AIM OF THE EXERCISE
List each line of the data that holds the word "Tokyo".

EXTRACTED MATERIAL
■ ■ ■ ■ ■ ■ ■

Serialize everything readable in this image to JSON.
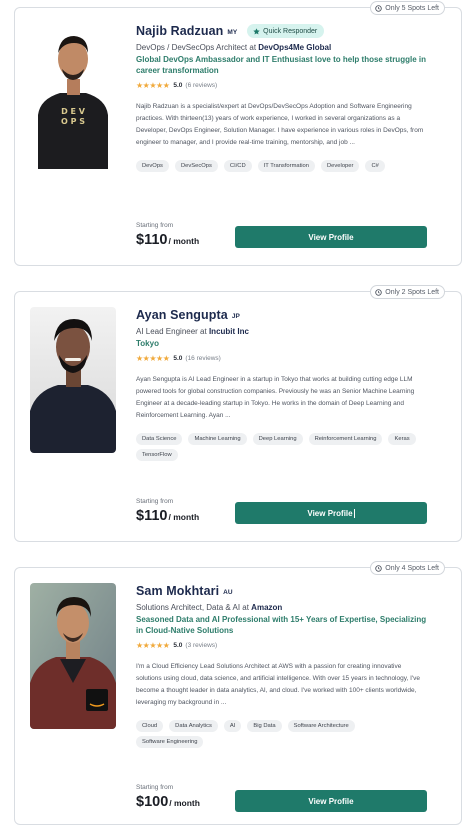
{
  "ui": {
    "starting_label": "Starting from",
    "per_label": "/ month",
    "button_label": "View Profile",
    "colors": {
      "accent": "#1f7a6a",
      "headline": "#2e7d6b",
      "star": "#f0a93b",
      "badge_bg": "#d6f3ee"
    }
  },
  "mentors": [
    {
      "spots": "Only 5 Spots Left",
      "name": "Najib Radzuan",
      "country": "MY",
      "badge": "Quick Responder",
      "role_prefix": "DevOps / DevSecOps Architect at ",
      "company": "DevOps4Me Global",
      "headline": "Global DevOps Ambassador and IT Enthusiast love to help those struggle in career transformation",
      "location": "",
      "stars": "★★★★★",
      "rating": "5.0",
      "reviews": "(6 reviews)",
      "bio": "Najib Radzuan is a specialist/expert at DevOps/DevSecOps Adoption and Software Engineering practices. With thirteen(13) years of work experience, I worked in several organizations as a Developer, DevOps Engineer, Solution Manager. I have experience in various roles in DevOps, from engineer to manager, and I provide real-time training, mentorship, and job ...",
      "tags": [
        "DevOps",
        "DevSecOps",
        "CI/CD",
        "IT Transformation",
        "Developer",
        "C#"
      ],
      "price": "$110",
      "photo_text": [
        "D E V",
        "O P S"
      ]
    },
    {
      "spots": "Only 2 Spots Left",
      "name": "Ayan Sengupta",
      "country": "JP",
      "badge": "",
      "role_prefix": "AI Lead Engineer at ",
      "company": "Incubit Inc",
      "headline": "",
      "location": "Tokyo",
      "stars": "★★★★★",
      "rating": "5.0",
      "reviews": "(16 reviews)",
      "bio": "Ayan Sengupta is AI Lead Engineer in a startup in Tokyo that works at building cutting edge LLM powered tools for global construction companies. Previously he was an Senior Machine Learning Engineer at a decade-leading startup in Tokyo. He works in the domain of Deep Learning and Reinforcement Learning. Ayan ...",
      "tags": [
        "Data Science",
        "Machine Learning",
        "Deep Learning",
        "Reinforcement Learning",
        "Keras",
        "TensorFlow"
      ],
      "price": "$110",
      "photo_text": [
        "",
        ""
      ]
    },
    {
      "spots": "Only 4 Spots Left",
      "name": "Sam Mokhtari",
      "country": "AU",
      "badge": "",
      "role_prefix": "Solutions Architect, Data & AI at ",
      "company": "Amazon",
      "headline": "Seasoned Data and AI Professional with 15+ Years of Expertise, Specializing in Cloud-Native Solutions",
      "location": "",
      "stars": "★★★★★",
      "rating": "5.0",
      "reviews": "(3 reviews)",
      "bio": "I'm a Cloud Efficiency Lead Solutions Architect at AWS with a passion for creating innovative solutions using cloud, data science, and artificial intelligence. With over 15 years in technology, I've become a thought leader in data analytics, AI, and cloud. I've worked with 100+ clients worldwide, leveraging my background in ...",
      "tags": [
        "Cloud",
        "Data Analytics",
        "AI",
        "Big Data",
        "Software Architecture",
        "Software Engineering"
      ],
      "price": "$100",
      "photo_text": [
        "",
        ""
      ]
    }
  ]
}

■ ■ ■ ■ ■ ■ ■

SOLUTION TO THE PROBLEM
      "location": "Tokyo",
      "bio": "Ayan Sengupta is AI Lead Engineer in a startup in Tokyo that works at building cutting edge LLM powered tools for global construction companies. Previously he was an Senior Machine Learning Engineer at a decade-leading startup in Tokyo. He works in the domain of Deep Learning and Reinforcement Learning. Ayan ...",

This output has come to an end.